## Written problem
Lines containing the string "návrhem" are to be collected in full.

## Source data

------------------------------------

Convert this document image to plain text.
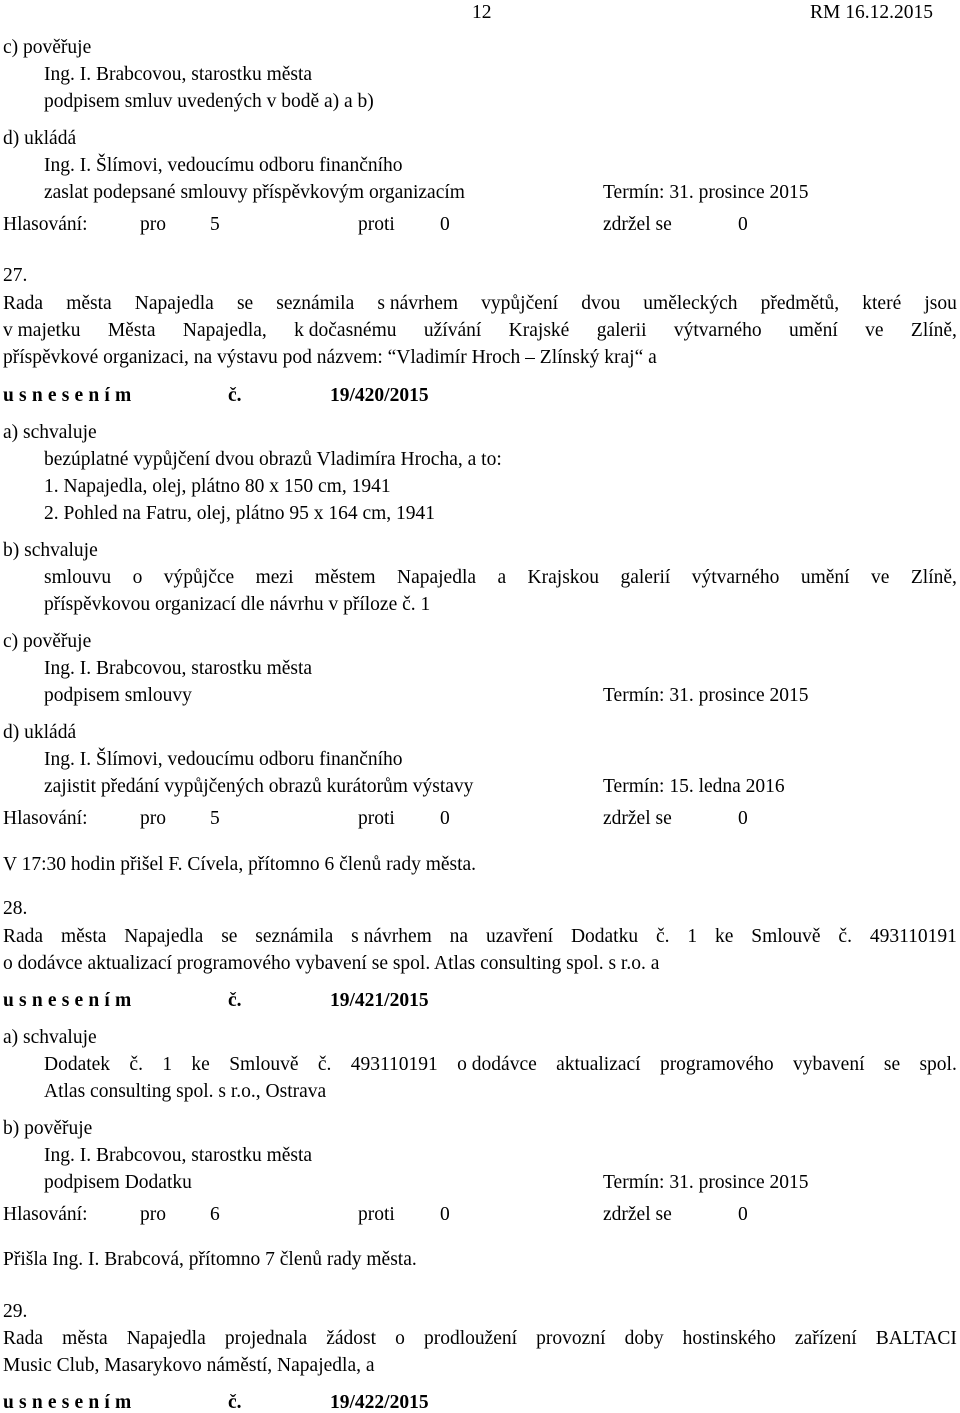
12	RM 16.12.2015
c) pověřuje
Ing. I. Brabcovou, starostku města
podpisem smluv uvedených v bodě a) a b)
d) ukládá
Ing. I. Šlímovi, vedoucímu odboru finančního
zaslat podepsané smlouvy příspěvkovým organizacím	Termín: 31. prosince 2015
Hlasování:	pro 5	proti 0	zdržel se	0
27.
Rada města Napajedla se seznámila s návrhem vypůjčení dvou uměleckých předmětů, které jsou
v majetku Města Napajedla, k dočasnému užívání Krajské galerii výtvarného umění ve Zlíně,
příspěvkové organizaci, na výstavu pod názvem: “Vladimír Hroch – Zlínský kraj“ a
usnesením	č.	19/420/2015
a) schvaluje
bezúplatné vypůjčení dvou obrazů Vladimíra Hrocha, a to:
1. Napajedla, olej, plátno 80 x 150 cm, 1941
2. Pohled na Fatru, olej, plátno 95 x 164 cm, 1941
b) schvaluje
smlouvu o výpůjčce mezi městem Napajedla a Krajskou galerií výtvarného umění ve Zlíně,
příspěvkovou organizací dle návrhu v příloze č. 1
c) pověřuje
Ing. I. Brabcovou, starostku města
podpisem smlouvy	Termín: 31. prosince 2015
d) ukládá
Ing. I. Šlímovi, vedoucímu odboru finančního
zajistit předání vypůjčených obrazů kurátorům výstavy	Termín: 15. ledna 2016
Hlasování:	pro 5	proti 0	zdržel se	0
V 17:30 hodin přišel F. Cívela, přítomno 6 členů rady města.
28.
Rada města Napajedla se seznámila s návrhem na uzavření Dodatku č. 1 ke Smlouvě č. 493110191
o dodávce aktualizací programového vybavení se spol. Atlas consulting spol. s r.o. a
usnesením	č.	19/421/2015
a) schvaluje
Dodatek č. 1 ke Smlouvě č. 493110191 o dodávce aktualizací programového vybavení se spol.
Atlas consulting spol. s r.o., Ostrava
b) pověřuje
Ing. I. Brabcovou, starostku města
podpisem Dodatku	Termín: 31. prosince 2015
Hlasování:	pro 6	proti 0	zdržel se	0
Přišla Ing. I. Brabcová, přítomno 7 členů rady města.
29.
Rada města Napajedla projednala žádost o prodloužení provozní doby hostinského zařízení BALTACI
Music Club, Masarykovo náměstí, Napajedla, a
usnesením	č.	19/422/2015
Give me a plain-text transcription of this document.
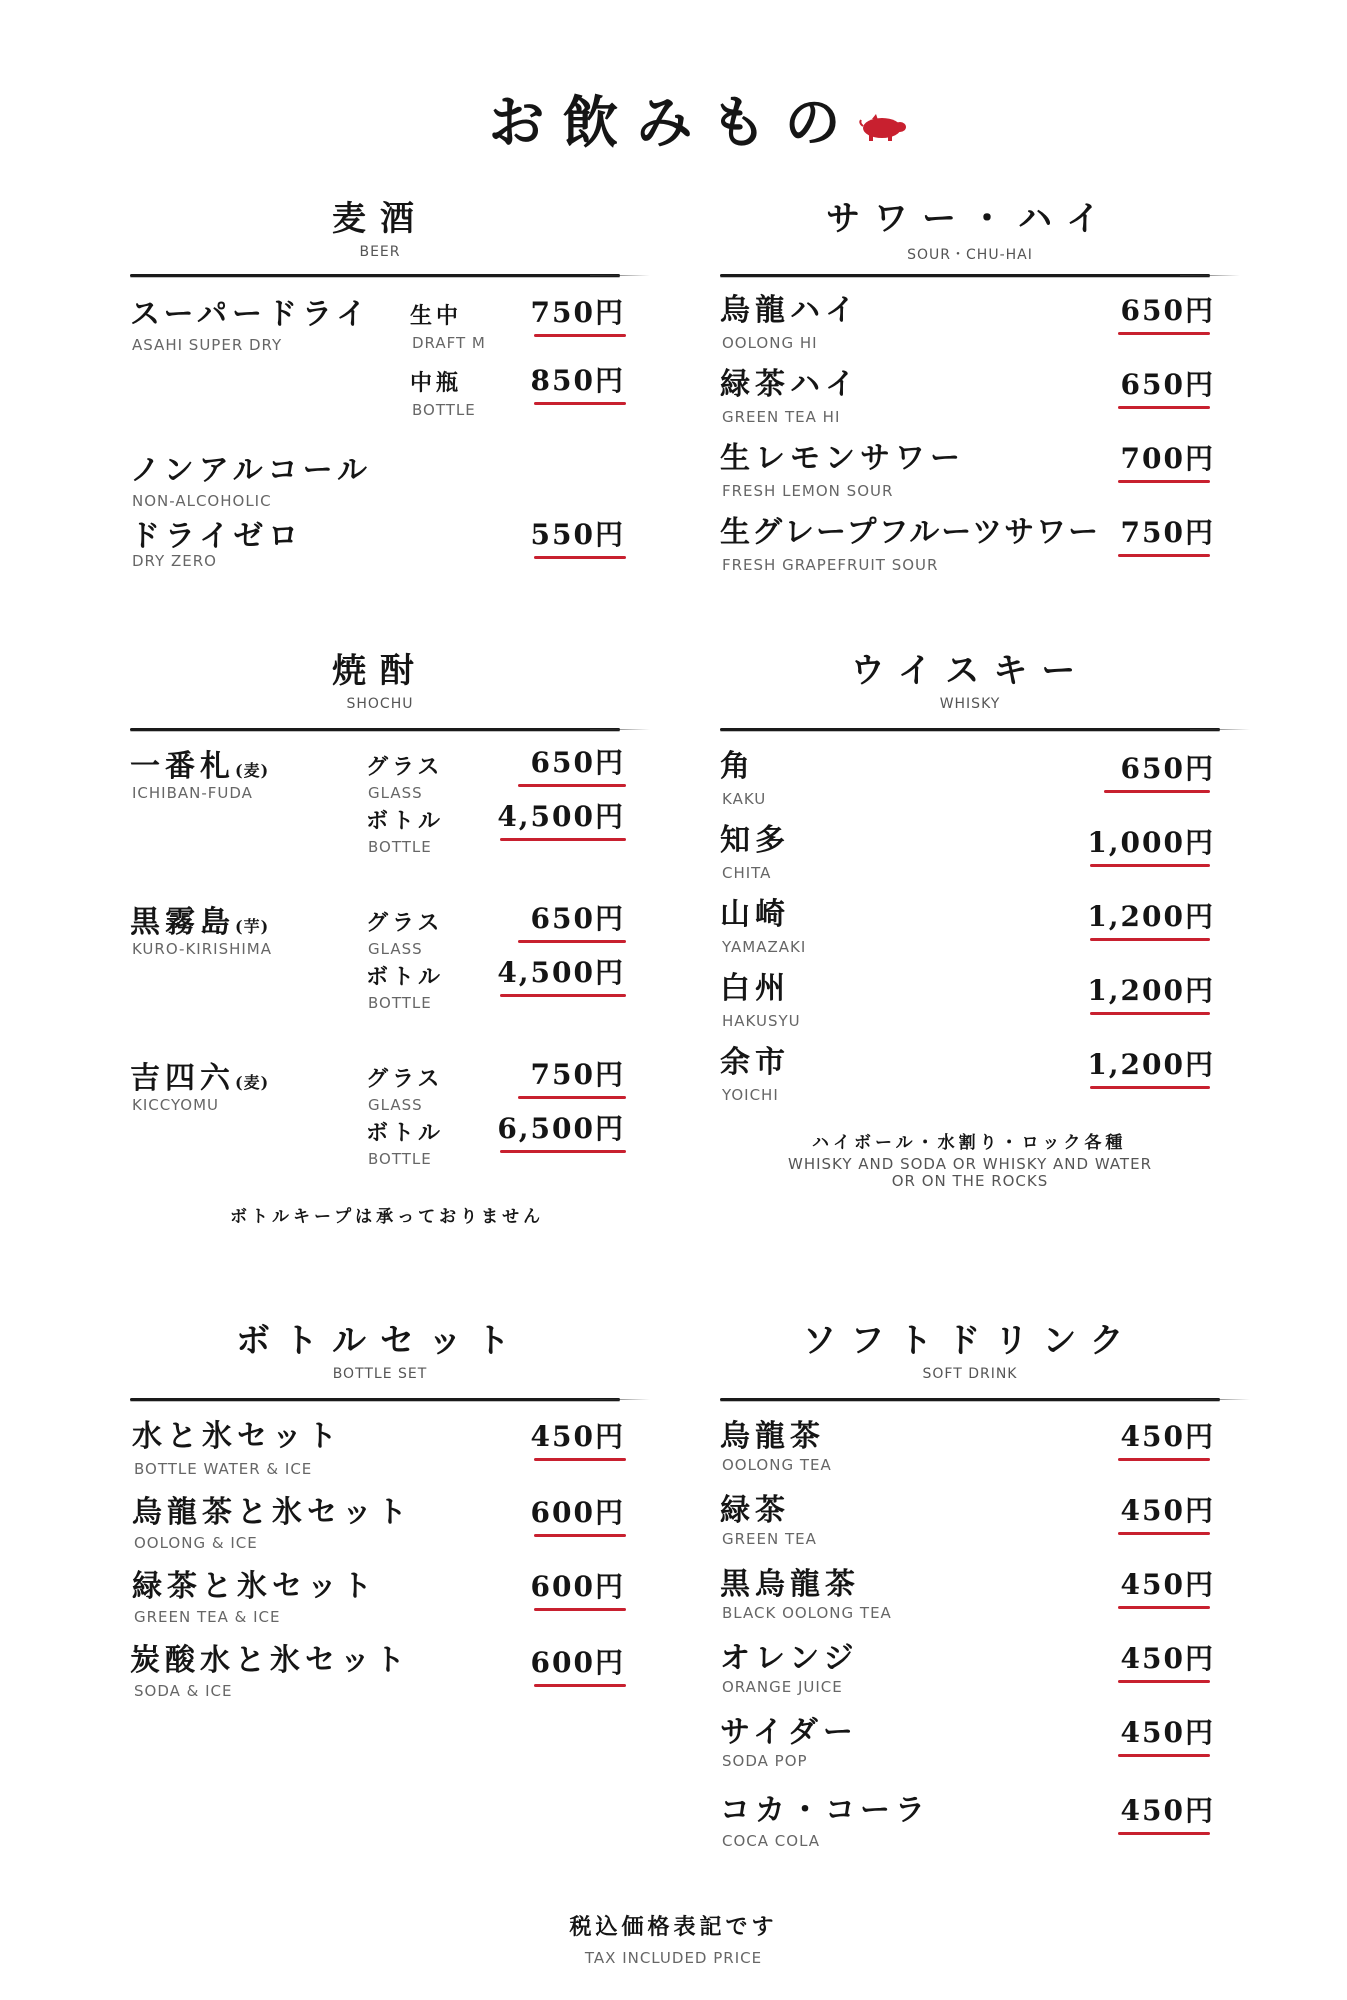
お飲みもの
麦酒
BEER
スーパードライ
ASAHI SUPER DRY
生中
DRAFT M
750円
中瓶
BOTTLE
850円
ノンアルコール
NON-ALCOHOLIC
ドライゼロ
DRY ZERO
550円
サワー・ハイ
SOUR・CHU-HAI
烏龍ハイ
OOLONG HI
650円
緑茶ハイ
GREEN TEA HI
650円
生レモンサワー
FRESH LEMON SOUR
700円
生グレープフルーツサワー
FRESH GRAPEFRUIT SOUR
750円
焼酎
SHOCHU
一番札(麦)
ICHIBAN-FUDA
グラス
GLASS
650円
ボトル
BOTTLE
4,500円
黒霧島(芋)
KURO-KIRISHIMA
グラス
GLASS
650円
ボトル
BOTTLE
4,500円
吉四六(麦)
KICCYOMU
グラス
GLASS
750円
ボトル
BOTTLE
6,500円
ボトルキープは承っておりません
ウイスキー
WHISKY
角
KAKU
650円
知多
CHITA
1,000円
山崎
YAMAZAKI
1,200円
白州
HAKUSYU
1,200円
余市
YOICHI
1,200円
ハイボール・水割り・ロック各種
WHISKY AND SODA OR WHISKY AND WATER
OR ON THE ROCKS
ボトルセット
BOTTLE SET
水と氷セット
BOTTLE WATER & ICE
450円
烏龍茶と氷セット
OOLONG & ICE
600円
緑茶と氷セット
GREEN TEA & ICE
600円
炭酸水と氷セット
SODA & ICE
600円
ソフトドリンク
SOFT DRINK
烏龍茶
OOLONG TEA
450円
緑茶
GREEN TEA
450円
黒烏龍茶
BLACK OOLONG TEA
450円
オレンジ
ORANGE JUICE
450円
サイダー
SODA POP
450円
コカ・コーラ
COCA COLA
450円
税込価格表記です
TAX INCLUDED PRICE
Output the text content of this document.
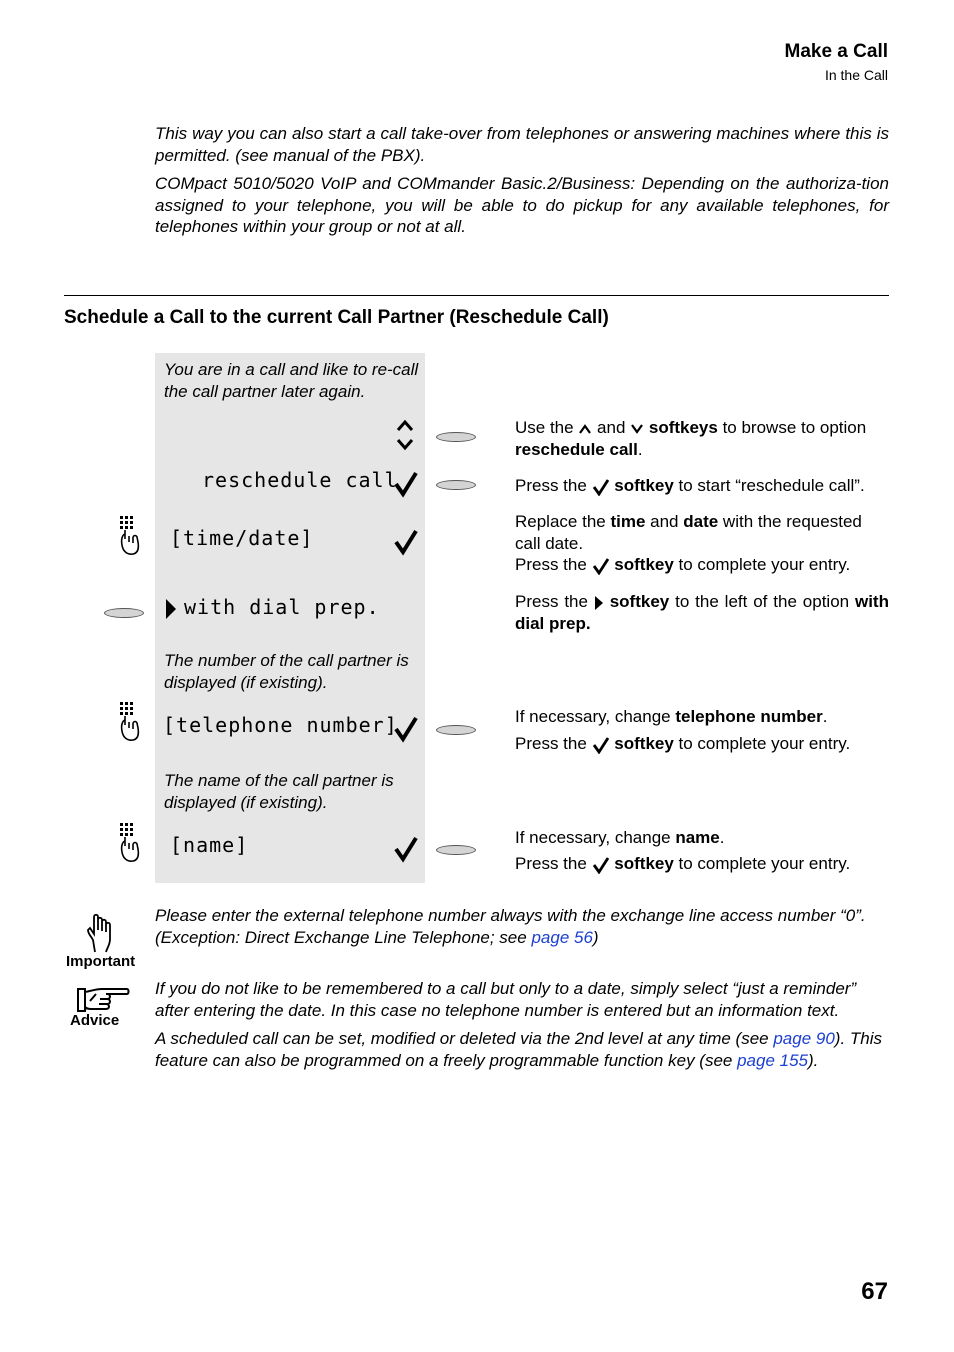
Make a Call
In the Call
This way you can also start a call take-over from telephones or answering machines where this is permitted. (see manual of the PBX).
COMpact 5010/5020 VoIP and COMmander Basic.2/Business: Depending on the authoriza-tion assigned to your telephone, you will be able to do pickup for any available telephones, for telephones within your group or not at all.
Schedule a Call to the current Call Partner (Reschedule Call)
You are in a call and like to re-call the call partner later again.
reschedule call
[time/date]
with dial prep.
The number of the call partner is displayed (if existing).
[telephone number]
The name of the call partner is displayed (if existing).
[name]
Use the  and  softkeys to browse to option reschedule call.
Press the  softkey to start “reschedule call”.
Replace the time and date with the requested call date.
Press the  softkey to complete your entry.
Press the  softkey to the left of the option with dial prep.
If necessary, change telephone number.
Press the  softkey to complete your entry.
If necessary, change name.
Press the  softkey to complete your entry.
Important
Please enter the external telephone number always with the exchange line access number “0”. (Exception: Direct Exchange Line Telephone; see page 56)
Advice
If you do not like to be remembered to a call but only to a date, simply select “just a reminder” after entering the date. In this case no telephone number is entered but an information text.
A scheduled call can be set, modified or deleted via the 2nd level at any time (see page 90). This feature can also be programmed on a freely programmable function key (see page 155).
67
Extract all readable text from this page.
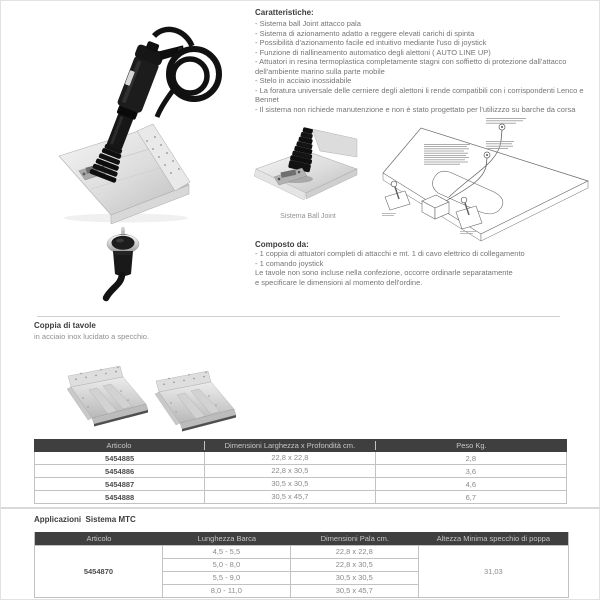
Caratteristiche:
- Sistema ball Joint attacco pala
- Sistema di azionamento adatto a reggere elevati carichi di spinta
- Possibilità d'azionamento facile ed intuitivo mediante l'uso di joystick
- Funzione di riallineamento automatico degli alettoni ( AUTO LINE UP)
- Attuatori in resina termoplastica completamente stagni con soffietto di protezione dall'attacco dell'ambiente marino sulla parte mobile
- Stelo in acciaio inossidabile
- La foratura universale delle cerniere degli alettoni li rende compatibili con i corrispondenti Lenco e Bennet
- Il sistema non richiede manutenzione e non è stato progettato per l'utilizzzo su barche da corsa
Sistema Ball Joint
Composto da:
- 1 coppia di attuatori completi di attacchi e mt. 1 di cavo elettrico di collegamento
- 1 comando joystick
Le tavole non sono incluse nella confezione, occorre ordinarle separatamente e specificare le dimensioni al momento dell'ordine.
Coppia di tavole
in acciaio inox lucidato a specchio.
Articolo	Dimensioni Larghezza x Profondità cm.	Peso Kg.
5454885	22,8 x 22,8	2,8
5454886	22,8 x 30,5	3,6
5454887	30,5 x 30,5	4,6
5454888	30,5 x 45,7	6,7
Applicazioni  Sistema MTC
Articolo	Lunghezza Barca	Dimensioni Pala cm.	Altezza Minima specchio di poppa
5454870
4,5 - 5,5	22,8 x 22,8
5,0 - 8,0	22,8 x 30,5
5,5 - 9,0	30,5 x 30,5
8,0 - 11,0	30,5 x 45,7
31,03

------------------------------------

## Reply
Rada města Napajedla se seznámila s návrhem vypůjčení dvou uměleckých předmětů, které jsou
Rada města Napajedla se seznámila s návrhem na uzavření Dodatku č. 1 ke Smlouvě č. 493110191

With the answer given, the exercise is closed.